[start of Data provided]
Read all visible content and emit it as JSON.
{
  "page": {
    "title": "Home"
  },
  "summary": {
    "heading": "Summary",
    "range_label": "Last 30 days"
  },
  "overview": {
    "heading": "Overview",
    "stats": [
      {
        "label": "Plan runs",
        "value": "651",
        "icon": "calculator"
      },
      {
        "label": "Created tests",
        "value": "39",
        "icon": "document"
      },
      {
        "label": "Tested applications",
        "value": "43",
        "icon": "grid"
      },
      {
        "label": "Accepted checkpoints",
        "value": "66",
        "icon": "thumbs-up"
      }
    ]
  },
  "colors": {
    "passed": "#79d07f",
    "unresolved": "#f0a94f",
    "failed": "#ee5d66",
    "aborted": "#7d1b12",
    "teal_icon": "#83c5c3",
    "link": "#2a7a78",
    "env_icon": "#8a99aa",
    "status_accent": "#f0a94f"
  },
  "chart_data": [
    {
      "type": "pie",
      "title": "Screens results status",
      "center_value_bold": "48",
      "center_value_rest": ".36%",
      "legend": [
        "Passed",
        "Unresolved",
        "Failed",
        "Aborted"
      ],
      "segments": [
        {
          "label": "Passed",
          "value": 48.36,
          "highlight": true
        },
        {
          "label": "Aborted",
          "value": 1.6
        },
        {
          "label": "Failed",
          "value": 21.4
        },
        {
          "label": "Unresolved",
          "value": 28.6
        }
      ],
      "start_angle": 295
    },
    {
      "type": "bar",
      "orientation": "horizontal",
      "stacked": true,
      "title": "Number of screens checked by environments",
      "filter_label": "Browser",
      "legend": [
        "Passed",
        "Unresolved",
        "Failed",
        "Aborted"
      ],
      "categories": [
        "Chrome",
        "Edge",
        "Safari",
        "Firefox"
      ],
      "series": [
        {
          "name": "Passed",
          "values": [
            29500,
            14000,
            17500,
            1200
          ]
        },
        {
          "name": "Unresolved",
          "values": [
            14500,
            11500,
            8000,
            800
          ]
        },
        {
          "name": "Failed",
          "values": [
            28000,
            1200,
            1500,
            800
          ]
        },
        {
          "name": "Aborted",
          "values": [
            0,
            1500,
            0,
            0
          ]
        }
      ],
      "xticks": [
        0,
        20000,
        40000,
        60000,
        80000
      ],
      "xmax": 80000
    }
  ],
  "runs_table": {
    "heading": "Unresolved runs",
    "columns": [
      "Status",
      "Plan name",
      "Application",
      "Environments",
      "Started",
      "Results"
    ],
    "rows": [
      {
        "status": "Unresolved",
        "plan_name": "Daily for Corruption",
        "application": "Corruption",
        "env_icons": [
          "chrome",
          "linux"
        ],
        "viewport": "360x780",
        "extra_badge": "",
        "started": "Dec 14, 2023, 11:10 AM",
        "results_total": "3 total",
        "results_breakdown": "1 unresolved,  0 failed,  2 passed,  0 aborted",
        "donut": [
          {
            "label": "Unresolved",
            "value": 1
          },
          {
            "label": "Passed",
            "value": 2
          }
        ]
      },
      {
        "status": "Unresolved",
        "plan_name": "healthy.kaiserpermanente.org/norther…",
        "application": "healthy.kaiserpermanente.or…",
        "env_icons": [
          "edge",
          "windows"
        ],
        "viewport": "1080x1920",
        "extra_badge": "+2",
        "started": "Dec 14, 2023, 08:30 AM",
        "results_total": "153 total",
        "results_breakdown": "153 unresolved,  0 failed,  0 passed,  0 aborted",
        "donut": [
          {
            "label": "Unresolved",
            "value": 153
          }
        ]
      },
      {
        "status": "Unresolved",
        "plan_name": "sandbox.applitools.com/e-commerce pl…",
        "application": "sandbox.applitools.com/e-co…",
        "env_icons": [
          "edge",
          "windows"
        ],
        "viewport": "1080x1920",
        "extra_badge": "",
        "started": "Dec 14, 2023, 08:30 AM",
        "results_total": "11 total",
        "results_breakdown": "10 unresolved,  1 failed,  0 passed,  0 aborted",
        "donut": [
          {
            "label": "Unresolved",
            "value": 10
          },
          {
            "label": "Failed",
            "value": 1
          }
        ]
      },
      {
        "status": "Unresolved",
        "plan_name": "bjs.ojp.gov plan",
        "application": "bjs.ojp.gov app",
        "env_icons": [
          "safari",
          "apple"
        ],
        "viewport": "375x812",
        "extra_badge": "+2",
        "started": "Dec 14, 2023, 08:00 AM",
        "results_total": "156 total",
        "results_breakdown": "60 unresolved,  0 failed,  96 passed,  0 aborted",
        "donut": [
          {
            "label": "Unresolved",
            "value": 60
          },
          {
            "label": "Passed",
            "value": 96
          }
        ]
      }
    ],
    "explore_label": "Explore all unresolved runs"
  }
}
[end of Data provided]
» Work to complete
Reproduce the listing shown above in its entirety, exactly.

» Task result
Read all visible content and emit it as JSON.
{
  "page": {
    "title": "Home"
  },
  "summary": {
    "heading": "Summary",
    "range_label": "Last 30 days"
  },
  "overview": {
    "heading": "Overview",
    "stats": [
      {
        "label": "Plan runs",
        "value": "651",
        "icon": "calculator"
      },
      {
        "label": "Created tests",
        "value": "39",
        "icon": "document"
      },
      {
        "label": "Tested applications",
        "value": "43",
        "icon": "grid"
      },
      {
        "label": "Accepted checkpoints",
        "value": "66",
        "icon": "thumbs-up"
      }
    ]
  },
  "colors": {
    "passed": "#79d07f",
    "unresolved": "#f0a94f",
    "failed": "#ee5d66",
    "aborted": "#7d1b12",
    "teal_icon": "#83c5c3",
    "link": "#2a7a78",
    "env_icon": "#8a99aa",
    "status_accent": "#f0a94f"
  },
  "chart_data": [
    {
      "type": "pie",
      "title": "Screens results status",
      "center_value_bold": "48",
      "center_value_rest": ".36%",
      "legend": [
        "Passed",
        "Unresolved",
        "Failed",
        "Aborted"
      ],
      "segments": [
        {
          "label": "Passed",
          "value": 48.36,
          "highlight": true
        },
        {
          "label": "Aborted",
          "value": 1.6
        },
        {
          "label": "Failed",
          "value": 21.4
        },
        {
          "label": "Unresolved",
          "value": 28.6
        }
      ],
      "start_angle": 295
    },
    {
      "type": "bar",
      "orientation": "horizontal",
      "stacked": true,
      "title": "Number of screens checked by environments",
      "filter_label": "Browser",
      "legend": [
        "Passed",
        "Unresolved",
        "Failed",
        "Aborted"
      ],
      "categories": [
        "Chrome",
        "Edge",
        "Safari",
        "Firefox"
      ],
      "series": [
        {
          "name": "Passed",
          "values": [
            29500,
            14000,
            17500,
            1200
          ]
        },
        {
          "name": "Unresolved",
          "values": [
            14500,
            11500,
            8000,
            800
          ]
        },
        {
          "name": "Failed",
          "values": [
            28000,
            1200,
            1500,
            800
          ]
        },
        {
          "name": "Aborted",
          "values": [
            0,
            1500,
            0,
            0
          ]
        }
      ],
      "xticks": [
        0,
        20000,
        40000,
        60000,
        80000
      ],
      "xmax": 80000
    }
  ],
  "runs_table": {
    "heading": "Unresolved runs",
    "columns": [
      "Status",
      "Plan name",
      "Application",
      "Environments",
      "Started",
      "Results"
    ],
    "rows": [
      {
        "status": "Unresolved",
        "plan_name": "Daily for Corruption",
        "application": "Corruption",
        "env_icons": [
          "chrome",
          "linux"
        ],
        "viewport": "360x780",
        "extra_badge": "",
        "started": "Dec 14, 2023, 11:10 AM",
        "results_total": "3 total",
        "results_breakdown": "1 unresolved,  0 failed,  2 passed,  0 aborted",
        "donut": [
          {
            "label": "Unresolved",
            "value": 1
          },
          {
            "label": "Passed",
            "value": 2
          }
        ]
      },
      {
        "status": "Unresolved",
        "plan_name": "healthy.kaiserpermanente.org/norther…",
        "application": "healthy.kaiserpermanente.or…",
        "env_icons": [
          "edge",
          "windows"
        ],
        "viewport": "1080x1920",
        "extra_badge": "+2",
        "started": "Dec 14, 2023, 08:30 AM",
        "results_total": "153 total",
        "results_breakdown": "153 unresolved,  0 failed,  0 passed,  0 aborted",
        "donut": [
          {
            "label": "Unresolved",
            "value": 153
          }
        ]
      },
      {
        "status": "Unresolved",
        "plan_name": "sandbox.applitools.com/e-commerce pl…",
        "application": "sandbox.applitools.com/e-co…",
        "env_icons": [
          "edge",
          "windows"
        ],
        "viewport": "1080x1920",
        "extra_badge": "",
        "started": "Dec 14, 2023, 08:30 AM",
        "results_total": "11 total",
        "results_breakdown": "10 unresolved,  1 failed,  0 passed,  0 aborted",
        "donut": [
          {
            "label": "Unresolved",
            "value": 10
          },
          {
            "label": "Failed",
            "value": 1
          }
        ]
      },
      {
        "status": "Unresolved",
        "plan_name": "bjs.ojp.gov plan",
        "application": "bjs.ojp.gov app",
        "env_icons": [
          "safari",
          "apple"
        ],
        "viewport": "375x812",
        "extra_badge": "+2",
        "started": "Dec 14, 2023, 08:00 AM",
        "results_total": "156 total",
        "results_breakdown": "60 unresolved,  0 failed,  96 passed,  0 aborted",
        "donut": [
          {
            "label": "Unresolved",
            "value": 60
          },
          {
            "label": "Passed",
            "value": 96
          }
        ]
      }
    ],
    "explore_label": "Explore all unresolved runs"
  }
}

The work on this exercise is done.